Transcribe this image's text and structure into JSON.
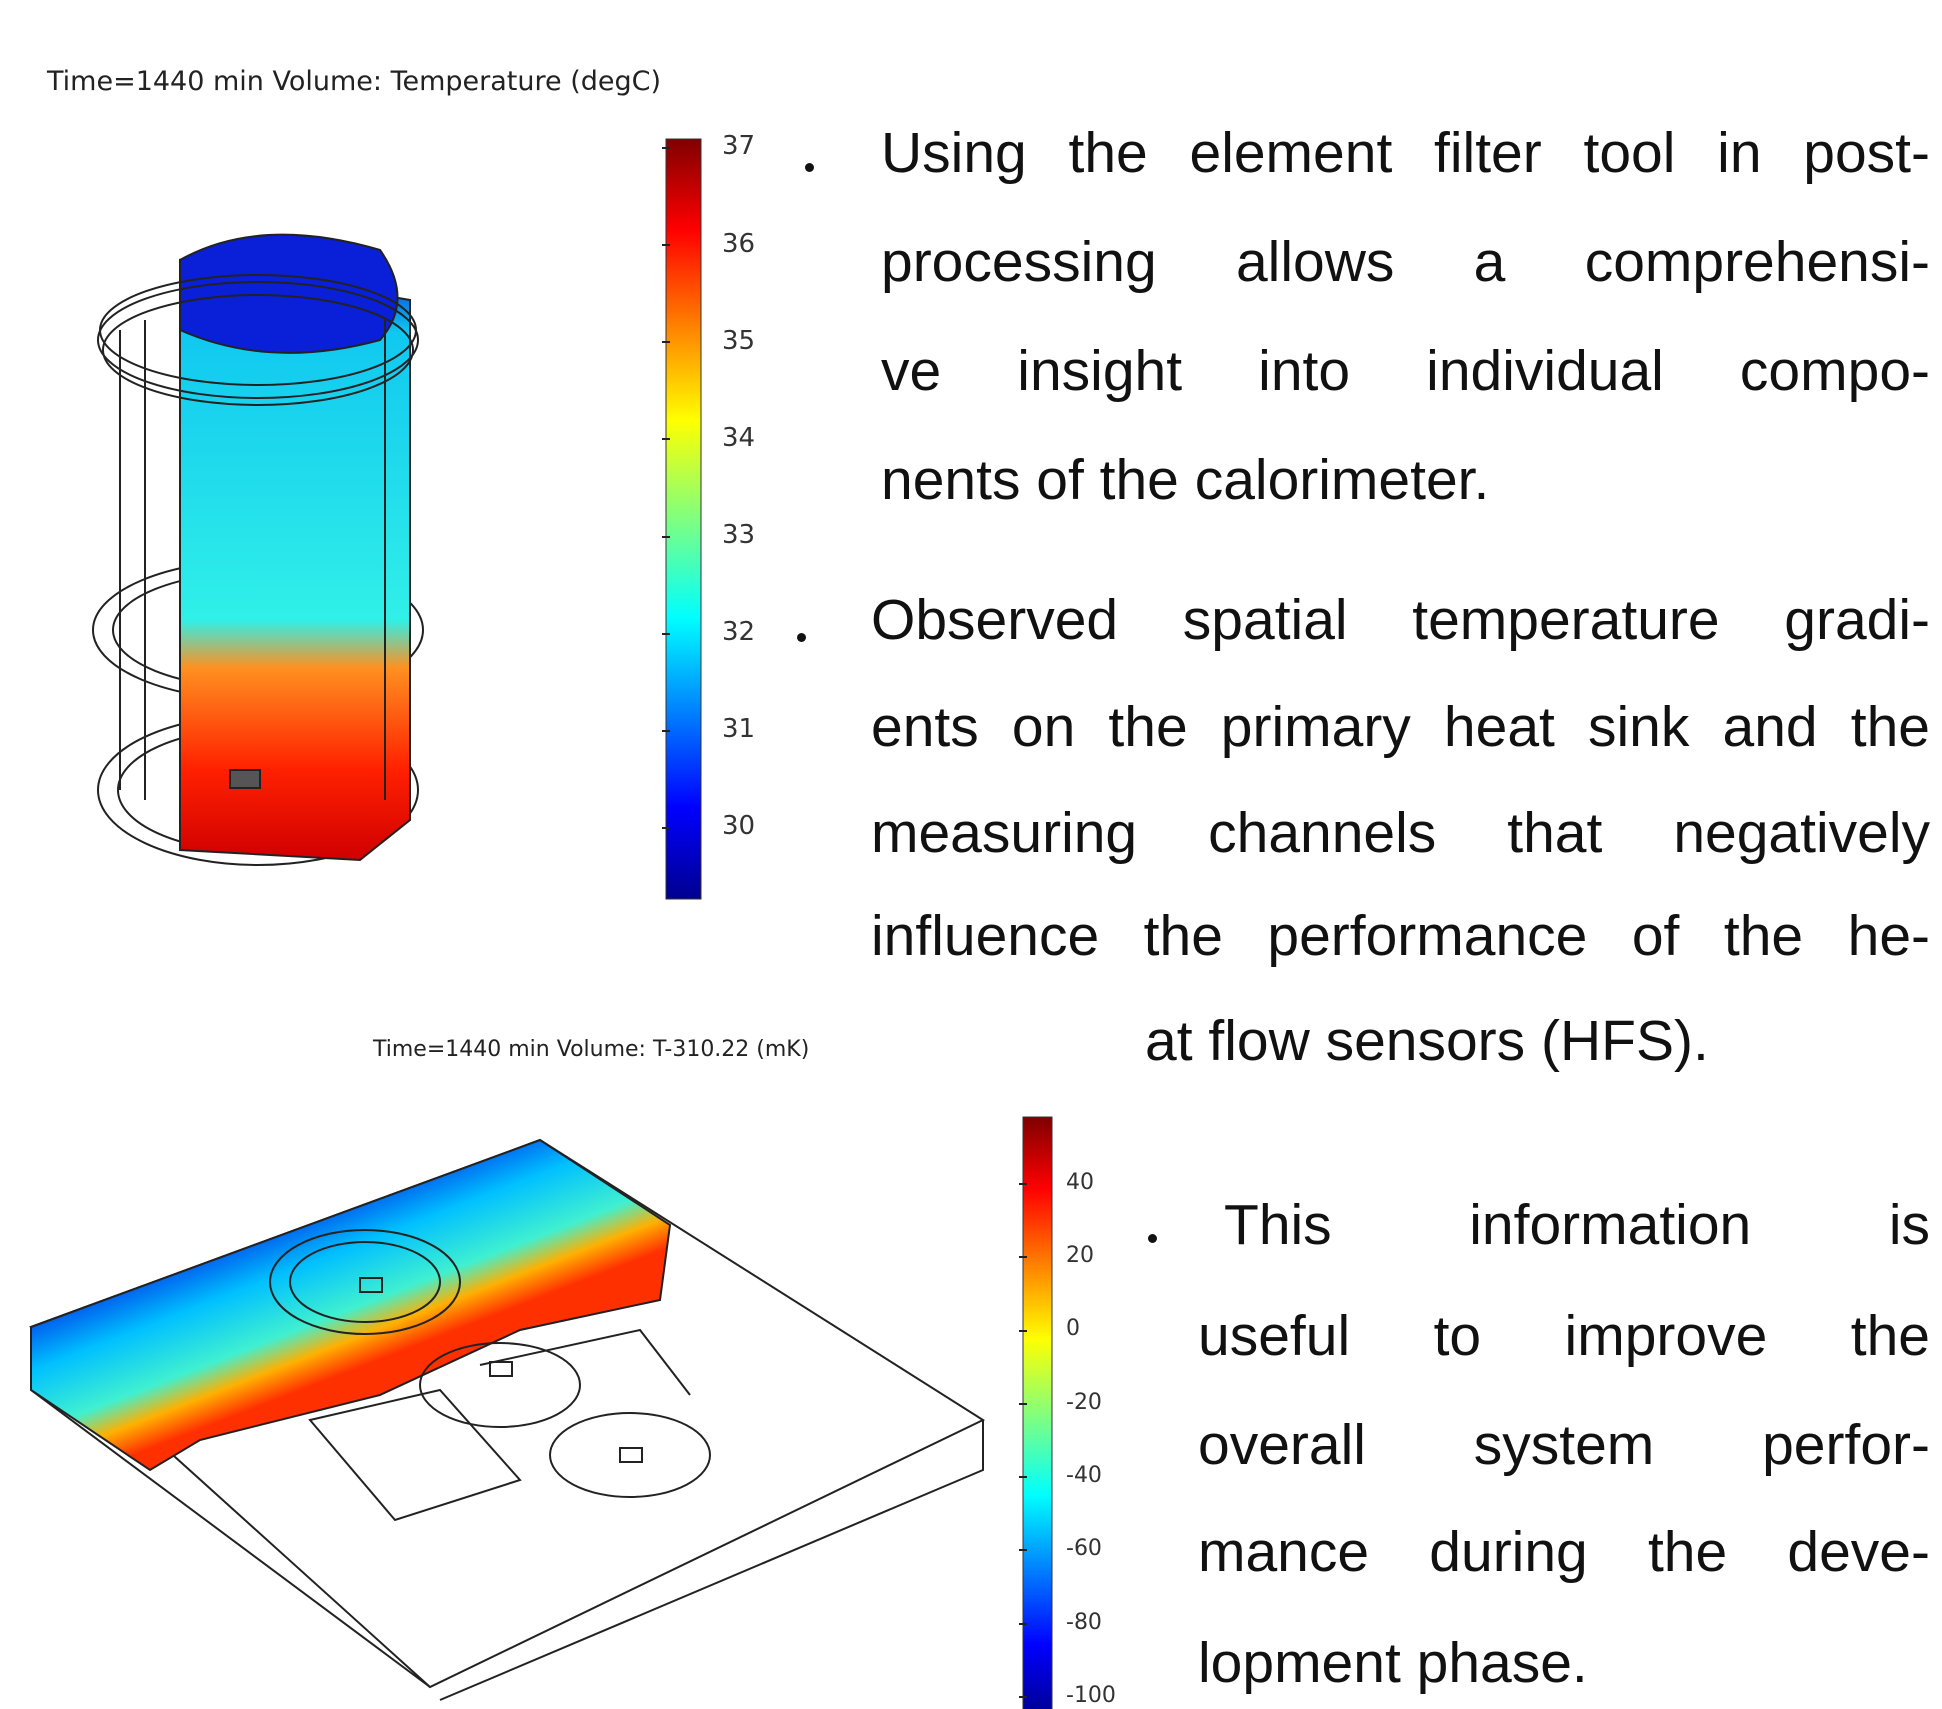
{
  "top_plot": {
    "caption": "Time=1440 min   Volume: Temperature (degC)",
    "colorbar_ticks": [
      37,
      36,
      35,
      34,
      33,
      32,
      31,
      30
    ]
  },
  "bottom_plot": {
    "caption": "Time=1440 min   Volume: T-310.22 (mK)",
    "colorbar_ticks": [
      40,
      20,
      0,
      -20,
      -40,
      -60,
      -80,
      -100
    ]
  },
  "bullets": [
    {
      "lines": [
        "Using the element filter tool in post-",
        "processing allows a comprehensi-",
        "ve insight into individual compo-",
        "nents of the calorimeter."
      ]
    },
    {
      "lines": [
        "Observed spatial temperature gradi-",
        "ents on the primary heat sink and the",
        "measuring channels that negatively",
        "influence the performance of the he-",
        "at flow sensors  (HFS)."
      ]
    },
    {
      "lines": [
        "This information is",
        "useful to improve the",
        "overall system perfor-",
        "mance during the deve-",
        "lopment phase."
      ]
    }
  ]
}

### Directive
Strip the images and reproduce the remaining records precisely.

### Answer to the problem
Transcribe this image's text and structure into JSON.
{
  "top_plot": {
    "caption": "Time=1440 min   Volume: Temperature (degC)",
    "colorbar_ticks": [
      37,
      36,
      35,
      34,
      33,
      32,
      31,
      30
    ]
  },
  "bottom_plot": {
    "caption": "Time=1440 min   Volume: T-310.22 (mK)",
    "colorbar_ticks": [
      40,
      20,
      0,
      -20,
      -40,
      -60,
      -80,
      -100
    ]
  },
  "bullets": [
    {
      "lines": [
        "Using the element filter tool in post-",
        "processing allows a comprehensi-",
        "ve insight into individual compo-",
        "nents of the calorimeter."
      ]
    },
    {
      "lines": [
        "Observed spatial temperature gradi-",
        "ents on the primary heat sink and the",
        "measuring channels that negatively",
        "influence the performance of the he-",
        "at flow sensors  (HFS)."
      ]
    },
    {
      "lines": [
        "This information is",
        "useful to improve the",
        "overall system perfor-",
        "mance during the deve-",
        "lopment phase."
      ]
    }
  ]
}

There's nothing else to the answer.